-- START Data for this exercise --
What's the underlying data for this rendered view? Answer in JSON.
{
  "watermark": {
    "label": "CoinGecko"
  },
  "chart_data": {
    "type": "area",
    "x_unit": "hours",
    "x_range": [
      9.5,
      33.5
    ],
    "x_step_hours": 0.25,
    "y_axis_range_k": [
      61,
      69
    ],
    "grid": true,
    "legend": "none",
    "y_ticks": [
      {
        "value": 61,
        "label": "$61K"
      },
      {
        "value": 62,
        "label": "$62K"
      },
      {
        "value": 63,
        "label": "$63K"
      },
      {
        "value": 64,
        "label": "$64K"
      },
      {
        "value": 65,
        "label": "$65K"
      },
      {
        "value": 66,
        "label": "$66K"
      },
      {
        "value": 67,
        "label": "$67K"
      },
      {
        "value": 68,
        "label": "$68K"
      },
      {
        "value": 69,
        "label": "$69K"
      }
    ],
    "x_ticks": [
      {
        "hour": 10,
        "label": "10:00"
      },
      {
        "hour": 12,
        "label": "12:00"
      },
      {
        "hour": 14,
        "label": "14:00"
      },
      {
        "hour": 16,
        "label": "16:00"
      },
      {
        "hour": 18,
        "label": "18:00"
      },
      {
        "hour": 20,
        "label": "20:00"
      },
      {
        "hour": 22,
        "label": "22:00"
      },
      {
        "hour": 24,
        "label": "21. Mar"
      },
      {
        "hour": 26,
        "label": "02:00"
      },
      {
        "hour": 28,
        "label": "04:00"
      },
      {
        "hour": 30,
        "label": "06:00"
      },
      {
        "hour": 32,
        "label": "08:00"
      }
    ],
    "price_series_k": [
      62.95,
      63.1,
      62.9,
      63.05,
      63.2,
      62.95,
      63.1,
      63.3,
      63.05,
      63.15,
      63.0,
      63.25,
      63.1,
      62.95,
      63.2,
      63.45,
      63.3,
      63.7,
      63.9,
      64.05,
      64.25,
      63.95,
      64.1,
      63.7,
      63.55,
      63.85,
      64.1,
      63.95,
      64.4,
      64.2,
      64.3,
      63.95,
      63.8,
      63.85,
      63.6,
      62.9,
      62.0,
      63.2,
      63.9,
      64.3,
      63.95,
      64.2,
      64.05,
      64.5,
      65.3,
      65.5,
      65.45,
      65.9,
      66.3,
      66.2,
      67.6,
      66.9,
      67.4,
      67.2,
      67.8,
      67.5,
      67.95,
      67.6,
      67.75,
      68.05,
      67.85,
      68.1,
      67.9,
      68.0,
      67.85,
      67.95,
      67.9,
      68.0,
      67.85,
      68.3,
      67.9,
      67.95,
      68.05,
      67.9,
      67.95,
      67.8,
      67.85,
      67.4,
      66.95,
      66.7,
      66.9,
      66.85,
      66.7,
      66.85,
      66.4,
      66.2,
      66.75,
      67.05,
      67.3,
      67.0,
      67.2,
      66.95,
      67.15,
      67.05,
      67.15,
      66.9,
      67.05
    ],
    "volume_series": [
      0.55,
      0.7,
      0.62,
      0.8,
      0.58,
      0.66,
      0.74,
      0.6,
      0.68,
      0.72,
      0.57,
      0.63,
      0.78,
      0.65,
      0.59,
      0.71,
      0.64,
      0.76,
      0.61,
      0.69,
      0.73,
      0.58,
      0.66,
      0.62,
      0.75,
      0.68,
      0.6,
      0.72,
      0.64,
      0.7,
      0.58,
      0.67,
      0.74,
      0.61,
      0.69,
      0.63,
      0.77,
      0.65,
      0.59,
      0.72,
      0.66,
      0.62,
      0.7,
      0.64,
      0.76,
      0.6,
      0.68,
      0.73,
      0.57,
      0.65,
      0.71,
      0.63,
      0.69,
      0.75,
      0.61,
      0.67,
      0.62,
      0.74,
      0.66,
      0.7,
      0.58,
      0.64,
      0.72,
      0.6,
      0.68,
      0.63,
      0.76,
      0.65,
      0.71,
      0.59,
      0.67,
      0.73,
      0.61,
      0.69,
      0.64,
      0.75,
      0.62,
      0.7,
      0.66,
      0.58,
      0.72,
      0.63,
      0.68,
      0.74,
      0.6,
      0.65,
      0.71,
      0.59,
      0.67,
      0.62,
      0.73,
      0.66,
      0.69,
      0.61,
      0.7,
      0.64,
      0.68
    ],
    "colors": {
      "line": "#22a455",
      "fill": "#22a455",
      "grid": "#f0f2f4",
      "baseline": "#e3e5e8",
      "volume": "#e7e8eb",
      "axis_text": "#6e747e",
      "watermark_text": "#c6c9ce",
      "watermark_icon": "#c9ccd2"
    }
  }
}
-- END Data for this exercise --
» What needs to be done
Write out the full set of records exactly as given.

» Solution for this problem
What's the underlying data for this rendered view? Answer in JSON.
{
  "watermark": {
    "label": "CoinGecko"
  },
  "chart_data": {
    "type": "area",
    "x_unit": "hours",
    "x_range": [
      9.5,
      33.5
    ],
    "x_step_hours": 0.25,
    "y_axis_range_k": [
      61,
      69
    ],
    "grid": true,
    "legend": "none",
    "y_ticks": [
      {
        "value": 61,
        "label": "$61K"
      },
      {
        "value": 62,
        "label": "$62K"
      },
      {
        "value": 63,
        "label": "$63K"
      },
      {
        "value": 64,
        "label": "$64K"
      },
      {
        "value": 65,
        "label": "$65K"
      },
      {
        "value": 66,
        "label": "$66K"
      },
      {
        "value": 67,
        "label": "$67K"
      },
      {
        "value": 68,
        "label": "$68K"
      },
      {
        "value": 69,
        "label": "$69K"
      }
    ],
    "x_ticks": [
      {
        "hour": 10,
        "label": "10:00"
      },
      {
        "hour": 12,
        "label": "12:00"
      },
      {
        "hour": 14,
        "label": "14:00"
      },
      {
        "hour": 16,
        "label": "16:00"
      },
      {
        "hour": 18,
        "label": "18:00"
      },
      {
        "hour": 20,
        "label": "20:00"
      },
      {
        "hour": 22,
        "label": "22:00"
      },
      {
        "hour": 24,
        "label": "21. Mar"
      },
      {
        "hour": 26,
        "label": "02:00"
      },
      {
        "hour": 28,
        "label": "04:00"
      },
      {
        "hour": 30,
        "label": "06:00"
      },
      {
        "hour": 32,
        "label": "08:00"
      }
    ],
    "price_series_k": [
      62.95,
      63.1,
      62.9,
      63.05,
      63.2,
      62.95,
      63.1,
      63.3,
      63.05,
      63.15,
      63.0,
      63.25,
      63.1,
      62.95,
      63.2,
      63.45,
      63.3,
      63.7,
      63.9,
      64.05,
      64.25,
      63.95,
      64.1,
      63.7,
      63.55,
      63.85,
      64.1,
      63.95,
      64.4,
      64.2,
      64.3,
      63.95,
      63.8,
      63.85,
      63.6,
      62.9,
      62.0,
      63.2,
      63.9,
      64.3,
      63.95,
      64.2,
      64.05,
      64.5,
      65.3,
      65.5,
      65.45,
      65.9,
      66.3,
      66.2,
      67.6,
      66.9,
      67.4,
      67.2,
      67.8,
      67.5,
      67.95,
      67.6,
      67.75,
      68.05,
      67.85,
      68.1,
      67.9,
      68.0,
      67.85,
      67.95,
      67.9,
      68.0,
      67.85,
      68.3,
      67.9,
      67.95,
      68.05,
      67.9,
      67.95,
      67.8,
      67.85,
      67.4,
      66.95,
      66.7,
      66.9,
      66.85,
      66.7,
      66.85,
      66.4,
      66.2,
      66.75,
      67.05,
      67.3,
      67.0,
      67.2,
      66.95,
      67.15,
      67.05,
      67.15,
      66.9,
      67.05
    ],
    "volume_series": [
      0.55,
      0.7,
      0.62,
      0.8,
      0.58,
      0.66,
      0.74,
      0.6,
      0.68,
      0.72,
      0.57,
      0.63,
      0.78,
      0.65,
      0.59,
      0.71,
      0.64,
      0.76,
      0.61,
      0.69,
      0.73,
      0.58,
      0.66,
      0.62,
      0.75,
      0.68,
      0.6,
      0.72,
      0.64,
      0.7,
      0.58,
      0.67,
      0.74,
      0.61,
      0.69,
      0.63,
      0.77,
      0.65,
      0.59,
      0.72,
      0.66,
      0.62,
      0.7,
      0.64,
      0.76,
      0.6,
      0.68,
      0.73,
      0.57,
      0.65,
      0.71,
      0.63,
      0.69,
      0.75,
      0.61,
      0.67,
      0.62,
      0.74,
      0.66,
      0.7,
      0.58,
      0.64,
      0.72,
      0.6,
      0.68,
      0.63,
      0.76,
      0.65,
      0.71,
      0.59,
      0.67,
      0.73,
      0.61,
      0.69,
      0.64,
      0.75,
      0.62,
      0.7,
      0.66,
      0.58,
      0.72,
      0.63,
      0.68,
      0.74,
      0.6,
      0.65,
      0.71,
      0.59,
      0.67,
      0.62,
      0.73,
      0.66,
      0.69,
      0.61,
      0.7,
      0.64,
      0.68
    ],
    "colors": {
      "line": "#22a455",
      "fill": "#22a455",
      "grid": "#f0f2f4",
      "baseline": "#e3e5e8",
      "volume": "#e7e8eb",
      "axis_text": "#6e747e",
      "watermark_text": "#c6c9ce",
      "watermark_icon": "#c9ccd2"
    }
  }
}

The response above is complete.